Copy out, from the entries below, each line holding the string "EXCHANGES".

┌─ ENTRIES PROVIDED

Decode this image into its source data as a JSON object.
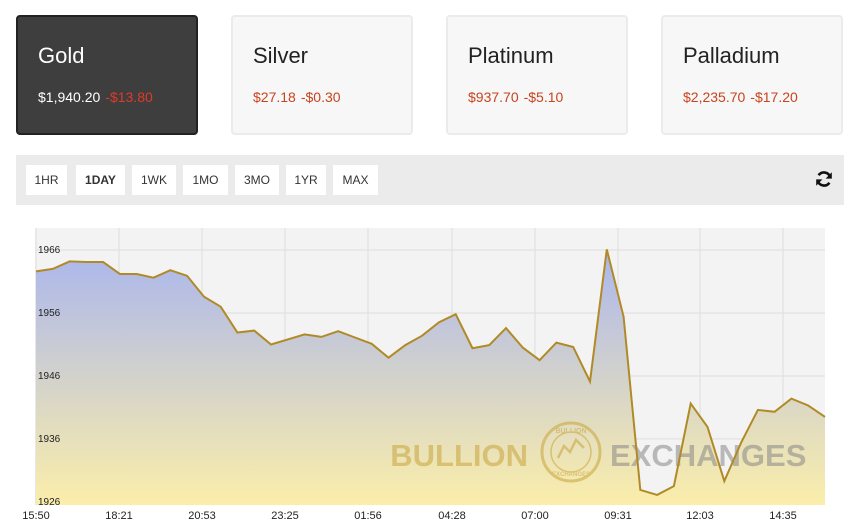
{
  "metals": [
    {
      "name": "Gold",
      "price": "$1,940.20",
      "change": "-$13.80",
      "active": true
    },
    {
      "name": "Silver",
      "price": "$27.18",
      "change": "-$0.30",
      "active": false
    },
    {
      "name": "Platinum",
      "price": "$937.70",
      "change": "-$5.10",
      "active": false
    },
    {
      "name": "Palladium",
      "price": "$2,235.70",
      "change": "-$17.20",
      "active": false
    }
  ],
  "ranges": [
    {
      "label": "1HR",
      "active": false
    },
    {
      "label": "1DAY",
      "active": true
    },
    {
      "label": "1WK",
      "active": false
    },
    {
      "label": "1MO",
      "active": false
    },
    {
      "label": "3MO",
      "active": false
    },
    {
      "label": "1YR",
      "active": false
    },
    {
      "label": "MAX",
      "active": false
    }
  ],
  "toolbar": {
    "refresh_icon": "refresh-icon"
  },
  "watermark": {
    "left": "BULLION",
    "right": "EXCHANGES",
    "seal_top": "BULLION",
    "seal_bottom": "EXCHANGES"
  },
  "colors": {
    "line": "#b08a26",
    "fill_top": "#aab6ee",
    "fill_bottom": "#fbeeaa",
    "negative": "#c8431f",
    "active_card": "#3e3e3e"
  },
  "chart_data": {
    "type": "area",
    "title": "",
    "xlabel": "",
    "ylabel": "",
    "ylim": [
      1925.5,
      1969.5
    ],
    "yticks": [
      1966,
      1956,
      1946,
      1936,
      1926
    ],
    "xtick_labels": [
      "15:50",
      "18:21",
      "20:53",
      "23:25",
      "01:56",
      "04:28",
      "07:00",
      "09:31",
      "12:03",
      "14:35"
    ],
    "grid": true,
    "series": [
      {
        "values": [
          1962.6,
          1963.0,
          1964.2,
          1964.1,
          1964.1,
          1962.2,
          1962.2,
          1961.6,
          1962.8,
          1961.9,
          1958.6,
          1957.0,
          1952.9,
          1953.2,
          1951.0,
          1951.8,
          1952.6,
          1952.2,
          1953.1,
          1952.1,
          1951.1,
          1948.9,
          1950.9,
          1952.4,
          1954.5,
          1955.8,
          1950.4,
          1950.9,
          1953.6,
          1950.5,
          1948.5,
          1951.3,
          1950.6,
          1945.1,
          1966.1,
          1955.4,
          1927.9,
          1927.1,
          1928.5,
          1941.6,
          1937.9,
          1929.3,
          1935.4,
          1940.6,
          1940.3,
          1942.4,
          1941.3,
          1939.5
        ]
      }
    ]
  }
}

└─

EXERCISE RESULT >>
    "right": "EXCHANGES",
    "seal_bottom": "EXCHANGES"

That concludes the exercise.